• **Goal**: Identify all lines below that hold "JSON" and collect them.

• **Material supplied**:
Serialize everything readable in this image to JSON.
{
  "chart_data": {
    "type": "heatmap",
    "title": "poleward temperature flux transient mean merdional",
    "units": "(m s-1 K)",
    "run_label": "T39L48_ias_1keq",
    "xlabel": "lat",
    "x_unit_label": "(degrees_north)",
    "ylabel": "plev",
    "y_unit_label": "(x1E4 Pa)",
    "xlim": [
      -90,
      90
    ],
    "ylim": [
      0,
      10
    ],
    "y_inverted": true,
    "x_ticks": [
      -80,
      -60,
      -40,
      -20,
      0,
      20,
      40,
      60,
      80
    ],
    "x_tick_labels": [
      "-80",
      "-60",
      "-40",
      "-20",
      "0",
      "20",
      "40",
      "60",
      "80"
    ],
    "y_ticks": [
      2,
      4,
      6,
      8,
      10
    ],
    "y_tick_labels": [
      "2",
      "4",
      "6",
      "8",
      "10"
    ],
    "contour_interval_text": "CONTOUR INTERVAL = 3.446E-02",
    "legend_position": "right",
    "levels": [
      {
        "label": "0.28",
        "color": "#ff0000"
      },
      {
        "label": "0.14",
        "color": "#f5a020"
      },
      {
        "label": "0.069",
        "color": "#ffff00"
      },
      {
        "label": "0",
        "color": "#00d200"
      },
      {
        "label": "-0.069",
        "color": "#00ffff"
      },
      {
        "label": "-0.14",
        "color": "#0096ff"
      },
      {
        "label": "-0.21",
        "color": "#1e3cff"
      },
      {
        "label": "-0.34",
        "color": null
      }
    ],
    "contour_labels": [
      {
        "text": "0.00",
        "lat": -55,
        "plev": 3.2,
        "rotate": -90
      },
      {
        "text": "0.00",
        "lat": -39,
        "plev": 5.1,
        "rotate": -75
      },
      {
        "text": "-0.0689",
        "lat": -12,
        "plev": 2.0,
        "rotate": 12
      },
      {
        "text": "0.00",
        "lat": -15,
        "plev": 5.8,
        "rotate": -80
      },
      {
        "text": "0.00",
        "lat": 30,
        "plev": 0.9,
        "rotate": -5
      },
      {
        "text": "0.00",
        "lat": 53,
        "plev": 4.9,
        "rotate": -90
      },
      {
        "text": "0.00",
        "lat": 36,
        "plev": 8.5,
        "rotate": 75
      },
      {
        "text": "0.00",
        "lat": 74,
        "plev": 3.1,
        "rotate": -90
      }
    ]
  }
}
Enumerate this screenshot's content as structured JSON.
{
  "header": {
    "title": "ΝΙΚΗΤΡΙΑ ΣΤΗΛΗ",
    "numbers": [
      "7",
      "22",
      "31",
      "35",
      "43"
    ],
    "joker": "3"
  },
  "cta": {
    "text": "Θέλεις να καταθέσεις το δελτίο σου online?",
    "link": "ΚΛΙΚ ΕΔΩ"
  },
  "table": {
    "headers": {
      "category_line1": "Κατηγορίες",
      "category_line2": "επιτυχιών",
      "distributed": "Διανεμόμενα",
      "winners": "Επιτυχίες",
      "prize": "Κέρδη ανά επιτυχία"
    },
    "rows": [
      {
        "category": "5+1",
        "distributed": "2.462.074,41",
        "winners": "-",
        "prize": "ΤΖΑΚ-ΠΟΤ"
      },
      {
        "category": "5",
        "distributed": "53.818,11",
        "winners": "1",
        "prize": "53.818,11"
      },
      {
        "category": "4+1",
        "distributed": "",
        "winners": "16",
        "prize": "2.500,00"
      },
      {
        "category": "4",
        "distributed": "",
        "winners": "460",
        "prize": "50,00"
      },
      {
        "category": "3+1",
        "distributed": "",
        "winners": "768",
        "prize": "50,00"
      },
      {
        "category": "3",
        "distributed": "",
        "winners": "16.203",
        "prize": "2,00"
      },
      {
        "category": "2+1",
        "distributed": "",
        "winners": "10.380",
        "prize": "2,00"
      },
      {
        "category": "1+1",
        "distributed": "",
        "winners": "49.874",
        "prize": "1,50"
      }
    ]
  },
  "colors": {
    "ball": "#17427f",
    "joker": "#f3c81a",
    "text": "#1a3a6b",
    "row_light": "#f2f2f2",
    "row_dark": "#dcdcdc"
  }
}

• **Answer in full**:
Serialize everything readable in this image to JSON.
Enumerate this screenshot's content as structured JSON.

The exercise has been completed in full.